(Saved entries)
——

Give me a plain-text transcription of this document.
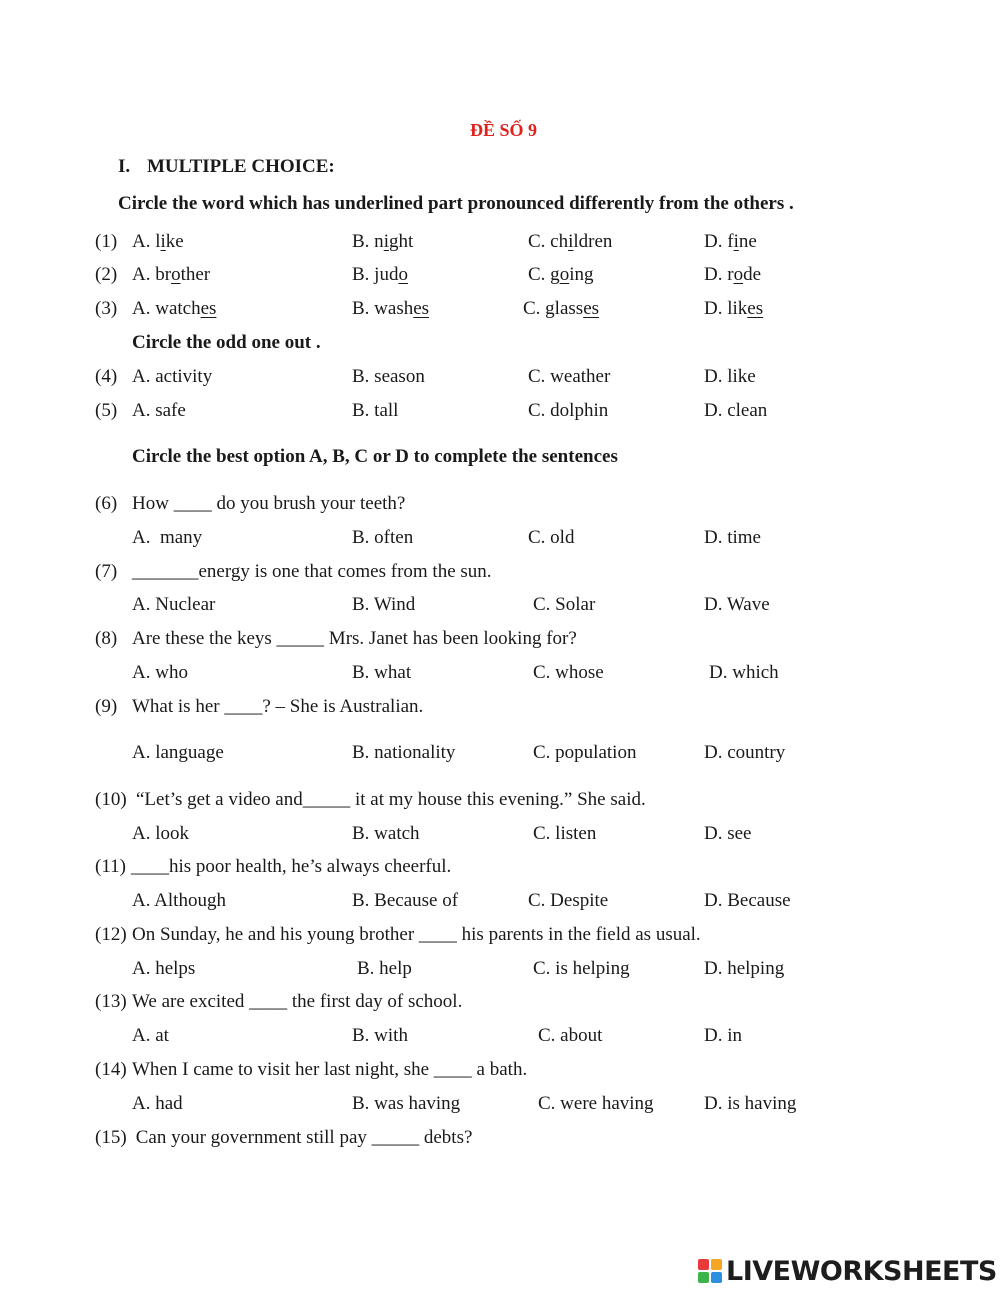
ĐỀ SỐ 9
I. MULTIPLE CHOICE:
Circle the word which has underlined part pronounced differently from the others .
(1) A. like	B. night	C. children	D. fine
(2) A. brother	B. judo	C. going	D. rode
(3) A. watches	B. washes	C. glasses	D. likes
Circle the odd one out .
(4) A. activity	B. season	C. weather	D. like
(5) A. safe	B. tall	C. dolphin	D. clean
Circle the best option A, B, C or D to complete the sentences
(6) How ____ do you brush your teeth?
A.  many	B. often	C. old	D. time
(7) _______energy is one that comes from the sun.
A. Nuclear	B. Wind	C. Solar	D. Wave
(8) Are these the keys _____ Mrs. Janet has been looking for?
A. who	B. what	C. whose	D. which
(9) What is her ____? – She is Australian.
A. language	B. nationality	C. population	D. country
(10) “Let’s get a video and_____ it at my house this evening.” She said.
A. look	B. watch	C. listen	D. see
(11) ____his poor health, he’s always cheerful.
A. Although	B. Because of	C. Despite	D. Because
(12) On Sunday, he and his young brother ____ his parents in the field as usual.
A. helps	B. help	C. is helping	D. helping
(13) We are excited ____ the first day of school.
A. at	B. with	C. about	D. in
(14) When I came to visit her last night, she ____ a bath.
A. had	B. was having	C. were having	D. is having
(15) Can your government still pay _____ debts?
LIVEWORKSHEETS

——

▸ **PROBLEM DETAILS**: In the records above, locate every line with the string "which" and copy it.

▸ **THE RESULT**:
Circle the word which has underlined part pronounced differently from the others .
A. who	B. what	C. whose	D. which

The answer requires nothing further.